▸ EXERCISE: Search the listing below for the string "Radium" and copy every line where it occurs.

▸ DATASET RECORDS:
********
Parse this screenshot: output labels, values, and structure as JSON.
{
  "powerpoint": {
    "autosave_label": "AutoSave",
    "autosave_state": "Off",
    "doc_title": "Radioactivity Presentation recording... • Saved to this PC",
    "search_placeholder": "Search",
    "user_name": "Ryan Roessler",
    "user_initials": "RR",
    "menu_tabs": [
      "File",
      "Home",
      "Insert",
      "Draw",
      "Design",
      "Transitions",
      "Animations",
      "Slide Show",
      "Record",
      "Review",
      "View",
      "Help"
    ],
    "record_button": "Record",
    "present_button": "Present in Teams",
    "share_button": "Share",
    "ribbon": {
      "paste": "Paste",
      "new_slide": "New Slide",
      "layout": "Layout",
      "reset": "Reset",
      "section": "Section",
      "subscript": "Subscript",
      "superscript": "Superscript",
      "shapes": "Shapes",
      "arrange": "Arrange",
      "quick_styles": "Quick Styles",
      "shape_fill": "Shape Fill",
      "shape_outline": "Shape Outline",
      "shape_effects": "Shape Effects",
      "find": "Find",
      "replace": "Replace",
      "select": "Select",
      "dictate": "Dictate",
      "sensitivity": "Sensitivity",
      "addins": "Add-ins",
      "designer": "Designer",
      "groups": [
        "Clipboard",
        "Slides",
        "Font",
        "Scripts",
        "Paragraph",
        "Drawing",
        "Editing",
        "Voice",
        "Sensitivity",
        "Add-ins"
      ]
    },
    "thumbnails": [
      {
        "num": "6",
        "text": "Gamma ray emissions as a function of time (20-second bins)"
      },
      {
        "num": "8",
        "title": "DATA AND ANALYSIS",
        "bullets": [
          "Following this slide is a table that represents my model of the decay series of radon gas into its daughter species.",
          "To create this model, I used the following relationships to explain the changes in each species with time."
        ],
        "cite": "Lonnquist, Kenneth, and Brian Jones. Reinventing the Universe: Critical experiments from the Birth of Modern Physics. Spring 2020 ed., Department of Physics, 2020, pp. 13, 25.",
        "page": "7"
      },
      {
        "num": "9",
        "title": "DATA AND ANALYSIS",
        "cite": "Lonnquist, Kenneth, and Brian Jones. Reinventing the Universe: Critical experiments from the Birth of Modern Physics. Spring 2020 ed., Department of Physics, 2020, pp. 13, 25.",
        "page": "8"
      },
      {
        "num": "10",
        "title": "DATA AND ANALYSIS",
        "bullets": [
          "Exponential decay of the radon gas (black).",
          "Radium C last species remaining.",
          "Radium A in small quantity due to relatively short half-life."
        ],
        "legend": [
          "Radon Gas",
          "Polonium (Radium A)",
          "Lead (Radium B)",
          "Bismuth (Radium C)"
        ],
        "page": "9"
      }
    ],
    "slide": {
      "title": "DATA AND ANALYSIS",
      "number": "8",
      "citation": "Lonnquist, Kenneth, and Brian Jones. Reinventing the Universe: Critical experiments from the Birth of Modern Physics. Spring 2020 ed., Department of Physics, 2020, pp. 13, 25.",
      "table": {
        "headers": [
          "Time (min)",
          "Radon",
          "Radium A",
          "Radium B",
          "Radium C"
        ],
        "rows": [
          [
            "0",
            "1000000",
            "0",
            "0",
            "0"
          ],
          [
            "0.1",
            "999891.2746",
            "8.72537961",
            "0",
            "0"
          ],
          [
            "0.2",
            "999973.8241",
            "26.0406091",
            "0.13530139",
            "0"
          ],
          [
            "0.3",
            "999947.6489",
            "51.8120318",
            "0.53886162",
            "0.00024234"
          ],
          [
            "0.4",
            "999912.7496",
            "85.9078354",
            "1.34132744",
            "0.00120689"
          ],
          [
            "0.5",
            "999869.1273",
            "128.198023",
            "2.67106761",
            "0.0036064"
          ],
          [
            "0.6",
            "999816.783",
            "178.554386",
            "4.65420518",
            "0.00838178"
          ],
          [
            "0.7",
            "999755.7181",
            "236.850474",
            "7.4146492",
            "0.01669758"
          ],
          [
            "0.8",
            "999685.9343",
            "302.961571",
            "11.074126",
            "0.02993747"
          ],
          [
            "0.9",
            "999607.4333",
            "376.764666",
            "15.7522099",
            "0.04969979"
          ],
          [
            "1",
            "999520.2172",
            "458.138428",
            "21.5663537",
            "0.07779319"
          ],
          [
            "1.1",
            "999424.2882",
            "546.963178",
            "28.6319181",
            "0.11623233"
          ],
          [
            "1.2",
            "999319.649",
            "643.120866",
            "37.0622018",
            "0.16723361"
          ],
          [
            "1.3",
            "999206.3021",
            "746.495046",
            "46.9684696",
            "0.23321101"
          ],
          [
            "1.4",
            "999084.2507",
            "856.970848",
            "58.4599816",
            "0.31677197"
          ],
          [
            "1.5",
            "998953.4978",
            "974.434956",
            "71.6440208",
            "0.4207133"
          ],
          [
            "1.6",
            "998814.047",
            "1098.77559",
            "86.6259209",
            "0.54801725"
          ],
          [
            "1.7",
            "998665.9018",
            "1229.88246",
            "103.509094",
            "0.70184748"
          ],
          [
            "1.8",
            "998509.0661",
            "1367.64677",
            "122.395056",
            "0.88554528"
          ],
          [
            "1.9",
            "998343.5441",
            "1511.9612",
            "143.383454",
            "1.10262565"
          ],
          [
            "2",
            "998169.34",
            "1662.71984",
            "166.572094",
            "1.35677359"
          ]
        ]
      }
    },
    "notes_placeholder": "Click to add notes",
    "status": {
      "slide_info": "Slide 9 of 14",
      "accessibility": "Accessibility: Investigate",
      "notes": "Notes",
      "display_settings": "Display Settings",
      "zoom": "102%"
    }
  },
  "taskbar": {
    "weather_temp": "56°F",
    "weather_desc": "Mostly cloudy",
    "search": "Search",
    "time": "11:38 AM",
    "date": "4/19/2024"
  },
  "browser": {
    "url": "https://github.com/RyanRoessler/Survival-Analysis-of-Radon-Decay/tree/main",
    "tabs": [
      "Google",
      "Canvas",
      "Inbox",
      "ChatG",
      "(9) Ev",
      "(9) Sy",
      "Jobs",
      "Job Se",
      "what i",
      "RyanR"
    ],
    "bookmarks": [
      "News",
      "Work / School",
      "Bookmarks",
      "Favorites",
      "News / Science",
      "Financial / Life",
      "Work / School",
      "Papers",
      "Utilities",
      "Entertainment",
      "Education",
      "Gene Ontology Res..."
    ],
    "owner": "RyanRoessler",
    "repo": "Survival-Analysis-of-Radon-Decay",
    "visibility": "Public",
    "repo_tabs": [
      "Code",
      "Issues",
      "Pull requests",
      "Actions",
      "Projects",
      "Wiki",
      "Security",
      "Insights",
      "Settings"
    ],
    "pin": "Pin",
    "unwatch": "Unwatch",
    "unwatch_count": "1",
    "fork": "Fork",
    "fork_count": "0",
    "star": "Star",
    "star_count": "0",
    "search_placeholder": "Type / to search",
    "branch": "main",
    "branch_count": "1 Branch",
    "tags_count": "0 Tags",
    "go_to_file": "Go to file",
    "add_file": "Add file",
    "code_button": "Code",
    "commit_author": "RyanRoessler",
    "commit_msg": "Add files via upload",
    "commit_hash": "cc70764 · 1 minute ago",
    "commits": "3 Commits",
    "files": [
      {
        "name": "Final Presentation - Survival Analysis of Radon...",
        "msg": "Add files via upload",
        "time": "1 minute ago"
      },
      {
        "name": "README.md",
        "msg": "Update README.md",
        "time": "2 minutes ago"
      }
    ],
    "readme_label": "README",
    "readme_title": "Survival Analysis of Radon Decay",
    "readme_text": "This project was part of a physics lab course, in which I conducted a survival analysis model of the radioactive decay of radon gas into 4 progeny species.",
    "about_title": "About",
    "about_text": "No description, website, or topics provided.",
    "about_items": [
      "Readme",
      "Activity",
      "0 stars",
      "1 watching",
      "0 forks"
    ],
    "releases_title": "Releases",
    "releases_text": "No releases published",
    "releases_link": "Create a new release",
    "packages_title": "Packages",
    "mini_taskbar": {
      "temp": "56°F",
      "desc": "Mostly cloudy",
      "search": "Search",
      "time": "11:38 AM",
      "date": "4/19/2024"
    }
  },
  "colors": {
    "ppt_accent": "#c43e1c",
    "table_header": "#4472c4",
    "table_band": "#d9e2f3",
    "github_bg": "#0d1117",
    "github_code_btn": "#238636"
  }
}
********
▸ SOLVED EXERCISE:
          "Radium C last species remaining.",
          "Radium A in small quantity due to relatively short half-life."
          "Polonium (Radium A)",
          "Lead (Radium B)",
          "Bismuth (Radium C)"
          "Radium A",
          "Radium B",
          "Radium C"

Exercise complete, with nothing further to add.